(Excerpts from a figure dataset)
◆ ◆ ◆ ◆

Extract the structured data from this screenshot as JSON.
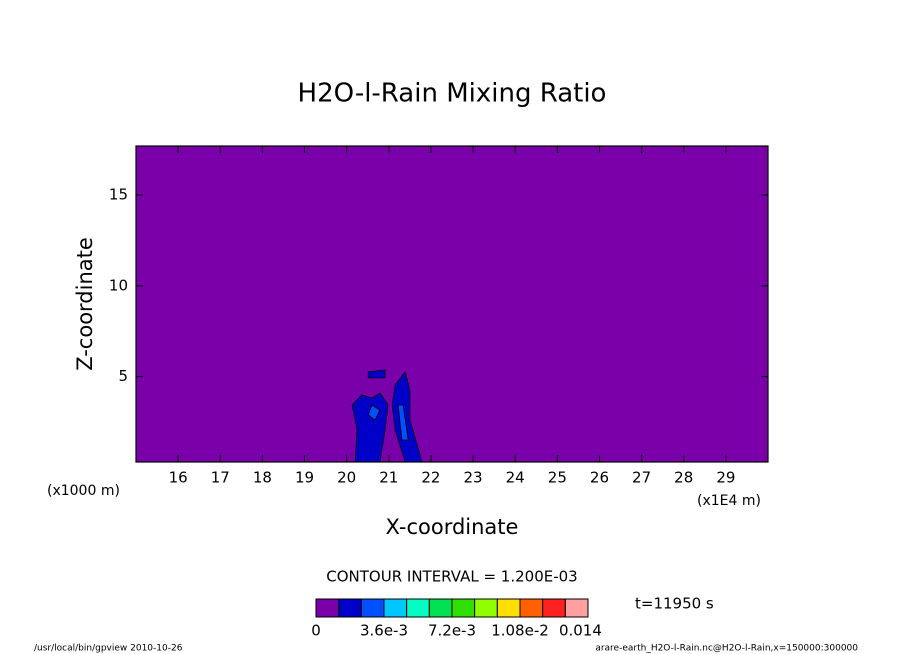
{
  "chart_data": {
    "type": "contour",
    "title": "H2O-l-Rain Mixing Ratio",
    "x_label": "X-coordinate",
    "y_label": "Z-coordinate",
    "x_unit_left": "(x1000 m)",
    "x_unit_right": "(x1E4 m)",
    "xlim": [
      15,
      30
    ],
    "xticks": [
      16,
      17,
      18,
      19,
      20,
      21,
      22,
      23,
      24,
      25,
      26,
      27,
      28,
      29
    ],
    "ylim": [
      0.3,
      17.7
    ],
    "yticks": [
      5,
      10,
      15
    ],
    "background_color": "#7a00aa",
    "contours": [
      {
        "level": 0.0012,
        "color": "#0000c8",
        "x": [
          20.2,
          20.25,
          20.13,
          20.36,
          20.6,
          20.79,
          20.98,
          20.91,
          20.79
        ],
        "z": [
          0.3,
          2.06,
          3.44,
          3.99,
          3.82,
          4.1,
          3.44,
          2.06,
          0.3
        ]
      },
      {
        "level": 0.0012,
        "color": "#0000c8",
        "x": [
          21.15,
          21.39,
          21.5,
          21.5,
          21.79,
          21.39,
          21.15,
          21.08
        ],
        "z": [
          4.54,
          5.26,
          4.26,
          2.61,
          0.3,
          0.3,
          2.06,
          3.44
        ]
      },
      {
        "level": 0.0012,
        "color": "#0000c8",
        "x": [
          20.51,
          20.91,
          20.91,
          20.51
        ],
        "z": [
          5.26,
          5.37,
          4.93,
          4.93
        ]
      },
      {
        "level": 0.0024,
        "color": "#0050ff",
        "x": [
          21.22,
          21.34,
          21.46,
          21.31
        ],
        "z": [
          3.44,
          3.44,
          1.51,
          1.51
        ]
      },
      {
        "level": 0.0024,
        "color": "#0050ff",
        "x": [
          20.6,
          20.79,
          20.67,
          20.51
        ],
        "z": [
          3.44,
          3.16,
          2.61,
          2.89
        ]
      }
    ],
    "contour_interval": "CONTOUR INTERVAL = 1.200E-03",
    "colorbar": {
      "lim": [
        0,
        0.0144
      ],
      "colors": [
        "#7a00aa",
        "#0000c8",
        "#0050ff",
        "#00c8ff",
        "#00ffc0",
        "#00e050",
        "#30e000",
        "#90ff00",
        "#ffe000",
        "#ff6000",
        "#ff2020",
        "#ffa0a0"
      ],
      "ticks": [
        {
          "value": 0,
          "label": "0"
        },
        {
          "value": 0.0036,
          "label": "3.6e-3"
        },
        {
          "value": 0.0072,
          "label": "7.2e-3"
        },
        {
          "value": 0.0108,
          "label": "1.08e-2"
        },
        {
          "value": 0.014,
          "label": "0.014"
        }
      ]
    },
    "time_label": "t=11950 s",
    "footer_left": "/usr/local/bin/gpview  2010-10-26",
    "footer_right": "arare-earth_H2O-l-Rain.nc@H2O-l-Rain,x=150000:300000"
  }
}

◆ ◆ ◆ ◆

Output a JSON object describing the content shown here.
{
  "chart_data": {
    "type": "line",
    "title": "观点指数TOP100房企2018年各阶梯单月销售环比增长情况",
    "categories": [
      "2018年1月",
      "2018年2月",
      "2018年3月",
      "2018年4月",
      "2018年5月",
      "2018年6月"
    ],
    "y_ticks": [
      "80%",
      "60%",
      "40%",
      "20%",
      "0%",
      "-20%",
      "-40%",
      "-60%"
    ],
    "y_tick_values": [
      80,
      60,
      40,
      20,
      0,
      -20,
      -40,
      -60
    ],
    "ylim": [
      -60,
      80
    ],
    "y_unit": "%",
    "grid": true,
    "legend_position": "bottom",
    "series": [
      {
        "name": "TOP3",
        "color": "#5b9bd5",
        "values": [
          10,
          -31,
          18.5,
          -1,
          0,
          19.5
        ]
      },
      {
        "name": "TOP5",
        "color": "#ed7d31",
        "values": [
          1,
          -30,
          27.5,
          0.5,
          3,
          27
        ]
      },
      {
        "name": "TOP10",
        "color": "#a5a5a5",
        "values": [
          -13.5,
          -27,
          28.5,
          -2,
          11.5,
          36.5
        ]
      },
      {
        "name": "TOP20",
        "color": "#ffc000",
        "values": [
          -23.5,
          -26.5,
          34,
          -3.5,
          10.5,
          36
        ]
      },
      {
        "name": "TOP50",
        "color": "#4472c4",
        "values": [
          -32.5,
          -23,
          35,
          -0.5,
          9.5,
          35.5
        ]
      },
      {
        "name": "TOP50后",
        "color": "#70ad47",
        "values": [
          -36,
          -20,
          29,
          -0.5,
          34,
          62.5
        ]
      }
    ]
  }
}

◆ ◆ ◆ ◆

[What needs to be done]
Check every line for "title" and show the ones that have it.

[Exercise solution]
    "title": "H2O-l-Rain Mixing Ratio",
    "title": "观点指数TOP100房企2018年各阶梯单月销售环比增长情况",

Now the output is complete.